> _RECORDS SUPPLIED_
┄┄┄┄┄┄

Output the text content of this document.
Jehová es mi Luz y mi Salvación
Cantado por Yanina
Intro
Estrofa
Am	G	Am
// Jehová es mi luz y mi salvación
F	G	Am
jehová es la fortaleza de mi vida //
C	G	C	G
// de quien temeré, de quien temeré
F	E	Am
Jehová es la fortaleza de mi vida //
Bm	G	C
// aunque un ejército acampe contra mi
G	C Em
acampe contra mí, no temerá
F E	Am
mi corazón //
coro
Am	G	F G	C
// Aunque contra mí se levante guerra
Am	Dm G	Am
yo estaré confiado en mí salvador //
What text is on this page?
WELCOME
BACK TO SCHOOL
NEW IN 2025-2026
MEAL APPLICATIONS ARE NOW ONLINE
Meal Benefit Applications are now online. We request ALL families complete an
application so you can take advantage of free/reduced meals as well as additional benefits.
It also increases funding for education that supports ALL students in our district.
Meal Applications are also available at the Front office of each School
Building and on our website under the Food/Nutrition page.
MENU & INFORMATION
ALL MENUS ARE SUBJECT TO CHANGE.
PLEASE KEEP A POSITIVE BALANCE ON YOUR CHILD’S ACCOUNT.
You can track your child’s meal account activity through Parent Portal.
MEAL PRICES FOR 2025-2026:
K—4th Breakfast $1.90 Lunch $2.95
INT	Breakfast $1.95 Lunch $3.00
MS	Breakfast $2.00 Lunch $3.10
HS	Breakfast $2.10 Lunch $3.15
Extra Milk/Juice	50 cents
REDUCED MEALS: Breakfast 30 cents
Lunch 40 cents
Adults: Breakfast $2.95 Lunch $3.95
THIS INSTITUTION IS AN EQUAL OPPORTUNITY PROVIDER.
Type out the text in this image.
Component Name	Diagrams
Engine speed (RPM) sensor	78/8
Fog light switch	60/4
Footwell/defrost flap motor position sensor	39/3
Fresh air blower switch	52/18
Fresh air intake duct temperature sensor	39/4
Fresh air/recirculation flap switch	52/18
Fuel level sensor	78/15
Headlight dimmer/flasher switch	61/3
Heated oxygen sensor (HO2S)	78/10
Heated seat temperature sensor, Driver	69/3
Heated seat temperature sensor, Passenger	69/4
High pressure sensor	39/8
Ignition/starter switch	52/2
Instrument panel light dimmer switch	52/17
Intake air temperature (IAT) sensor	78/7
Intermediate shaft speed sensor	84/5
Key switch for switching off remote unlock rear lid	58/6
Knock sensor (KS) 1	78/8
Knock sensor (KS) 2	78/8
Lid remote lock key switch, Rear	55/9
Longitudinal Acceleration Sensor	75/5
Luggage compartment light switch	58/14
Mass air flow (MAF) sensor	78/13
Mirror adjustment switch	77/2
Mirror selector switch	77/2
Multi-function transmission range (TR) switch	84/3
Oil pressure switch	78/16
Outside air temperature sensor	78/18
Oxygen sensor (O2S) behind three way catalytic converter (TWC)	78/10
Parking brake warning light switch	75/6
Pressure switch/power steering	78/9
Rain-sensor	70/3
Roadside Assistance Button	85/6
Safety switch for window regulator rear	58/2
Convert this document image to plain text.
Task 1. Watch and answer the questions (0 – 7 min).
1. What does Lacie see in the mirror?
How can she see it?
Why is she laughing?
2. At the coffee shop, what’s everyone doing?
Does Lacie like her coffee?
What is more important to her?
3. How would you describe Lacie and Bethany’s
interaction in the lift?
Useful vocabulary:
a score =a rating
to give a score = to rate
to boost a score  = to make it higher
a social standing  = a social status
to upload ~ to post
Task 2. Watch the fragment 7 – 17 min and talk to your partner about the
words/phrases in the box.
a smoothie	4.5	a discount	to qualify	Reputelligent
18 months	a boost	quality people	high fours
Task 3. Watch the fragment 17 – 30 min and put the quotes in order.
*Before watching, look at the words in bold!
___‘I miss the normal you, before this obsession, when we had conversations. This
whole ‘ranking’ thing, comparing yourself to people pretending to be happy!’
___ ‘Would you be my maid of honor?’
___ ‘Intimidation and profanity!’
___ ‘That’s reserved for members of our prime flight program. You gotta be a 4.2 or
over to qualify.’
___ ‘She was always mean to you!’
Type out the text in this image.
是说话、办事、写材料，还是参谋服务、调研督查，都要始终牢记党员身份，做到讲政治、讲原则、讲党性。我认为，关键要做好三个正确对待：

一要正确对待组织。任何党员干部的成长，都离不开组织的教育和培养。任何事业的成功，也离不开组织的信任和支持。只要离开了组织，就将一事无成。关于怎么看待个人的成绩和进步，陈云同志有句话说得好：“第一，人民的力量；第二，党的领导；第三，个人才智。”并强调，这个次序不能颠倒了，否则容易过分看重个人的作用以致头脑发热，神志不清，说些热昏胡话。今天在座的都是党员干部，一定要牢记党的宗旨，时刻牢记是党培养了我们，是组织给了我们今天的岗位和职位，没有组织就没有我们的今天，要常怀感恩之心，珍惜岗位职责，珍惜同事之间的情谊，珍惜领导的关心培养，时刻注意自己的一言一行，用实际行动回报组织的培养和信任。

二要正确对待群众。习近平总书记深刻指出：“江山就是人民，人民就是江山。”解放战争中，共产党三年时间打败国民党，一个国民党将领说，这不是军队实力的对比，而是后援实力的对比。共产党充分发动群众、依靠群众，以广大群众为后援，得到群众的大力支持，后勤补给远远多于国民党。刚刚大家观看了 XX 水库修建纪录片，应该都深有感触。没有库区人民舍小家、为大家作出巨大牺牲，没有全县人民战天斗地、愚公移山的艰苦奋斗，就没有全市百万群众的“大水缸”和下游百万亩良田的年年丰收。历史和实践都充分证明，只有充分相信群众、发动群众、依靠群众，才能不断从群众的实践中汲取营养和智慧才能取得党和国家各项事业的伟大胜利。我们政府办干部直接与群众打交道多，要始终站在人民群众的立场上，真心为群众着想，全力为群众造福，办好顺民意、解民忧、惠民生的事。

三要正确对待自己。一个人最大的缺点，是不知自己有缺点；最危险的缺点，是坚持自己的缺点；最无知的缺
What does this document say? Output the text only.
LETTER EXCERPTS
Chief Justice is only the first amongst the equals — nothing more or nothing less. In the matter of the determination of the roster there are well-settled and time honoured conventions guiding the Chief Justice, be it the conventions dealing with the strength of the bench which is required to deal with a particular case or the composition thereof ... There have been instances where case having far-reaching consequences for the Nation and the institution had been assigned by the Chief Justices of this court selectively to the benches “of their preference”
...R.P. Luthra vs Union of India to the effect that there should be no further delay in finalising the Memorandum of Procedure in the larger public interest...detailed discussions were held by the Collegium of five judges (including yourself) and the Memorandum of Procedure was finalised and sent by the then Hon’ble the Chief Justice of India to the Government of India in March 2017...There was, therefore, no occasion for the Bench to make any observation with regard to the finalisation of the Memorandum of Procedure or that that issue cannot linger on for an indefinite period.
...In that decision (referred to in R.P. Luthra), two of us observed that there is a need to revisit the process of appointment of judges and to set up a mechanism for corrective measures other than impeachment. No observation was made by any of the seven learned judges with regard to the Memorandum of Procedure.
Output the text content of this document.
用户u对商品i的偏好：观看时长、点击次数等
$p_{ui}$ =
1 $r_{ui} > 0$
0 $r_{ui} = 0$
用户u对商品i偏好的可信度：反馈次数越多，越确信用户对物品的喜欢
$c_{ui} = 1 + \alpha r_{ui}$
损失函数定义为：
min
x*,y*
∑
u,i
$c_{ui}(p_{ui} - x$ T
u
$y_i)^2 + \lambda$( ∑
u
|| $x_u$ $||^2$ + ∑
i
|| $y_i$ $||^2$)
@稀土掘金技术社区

┄┄┄┄┄┄

From the listing above, copy out each line where the word "temperature" appears.

Fresh air intake duct temperature sensor	39/4
Heated seat temperature sensor, Driver	69/3
Heated seat temperature sensor, Passenger	69/4
Intake air temperature (IAT) sensor	78/7
Outside air temperature sensor	78/18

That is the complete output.